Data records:

begin

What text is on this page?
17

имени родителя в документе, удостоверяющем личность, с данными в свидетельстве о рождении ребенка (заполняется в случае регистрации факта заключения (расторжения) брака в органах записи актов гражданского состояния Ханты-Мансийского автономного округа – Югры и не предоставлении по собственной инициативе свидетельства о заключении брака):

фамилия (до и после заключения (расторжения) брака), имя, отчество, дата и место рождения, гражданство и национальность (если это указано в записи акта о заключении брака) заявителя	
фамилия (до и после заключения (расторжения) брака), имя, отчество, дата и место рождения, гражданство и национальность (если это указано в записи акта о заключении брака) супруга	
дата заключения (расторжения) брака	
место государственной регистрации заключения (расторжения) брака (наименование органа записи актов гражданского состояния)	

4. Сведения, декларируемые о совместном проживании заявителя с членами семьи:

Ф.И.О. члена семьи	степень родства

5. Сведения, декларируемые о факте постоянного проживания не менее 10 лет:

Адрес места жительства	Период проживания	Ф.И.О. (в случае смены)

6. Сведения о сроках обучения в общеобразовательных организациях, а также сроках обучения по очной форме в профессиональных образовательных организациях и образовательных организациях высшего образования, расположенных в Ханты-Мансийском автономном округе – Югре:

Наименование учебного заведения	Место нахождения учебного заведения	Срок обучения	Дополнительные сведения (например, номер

end

▶ **Job**: Extract the data exactly as given.

▶ **Written response**:
What text is on this page?
17

имени родителя в документе, удостоверяющем личность, с данными в свидетельстве о рождении ребенка (заполняется в случае регистрации факта заключения (расторжения) брака в органах записи актов гражданского состояния Ханты-Мансийского автономного округа – Югры и не предоставлении по собственной инициативе свидетельства о заключении брака):

фамилия (до и после заключения (расторжения) брака), имя, отчество, дата и место рождения, гражданство и национальность (если это указано в записи акта о заключении брака) заявителя	
фамилия (до и после заключения (расторжения) брака), имя, отчество, дата и место рождения, гражданство и национальность (если это указано в записи акта о заключении брака) супруга	
дата заключения (расторжения) брака	
место государственной регистрации заключения (расторжения) брака (наименование органа записи актов гражданского состояния)	

4. Сведения, декларируемые о совместном проживании заявителя с членами семьи:

Ф.И.О. члена семьи	степень родства

5. Сведения, декларируемые о факте постоянного проживания не менее 10 лет:

Адрес места жительства	Период проживания	Ф.И.О. (в случае смены)

6. Сведения о сроках обучения в общеобразовательных организациях, а также сроках обучения по очной форме в профессиональных образовательных организациях и образовательных организациях высшего образования, расположенных в Ханты-Мансийском автономном округе – Югре:

Наименование учебного заведения	Место нахождения учебного заведения	Срок обучения	Дополнительные сведения (например, номер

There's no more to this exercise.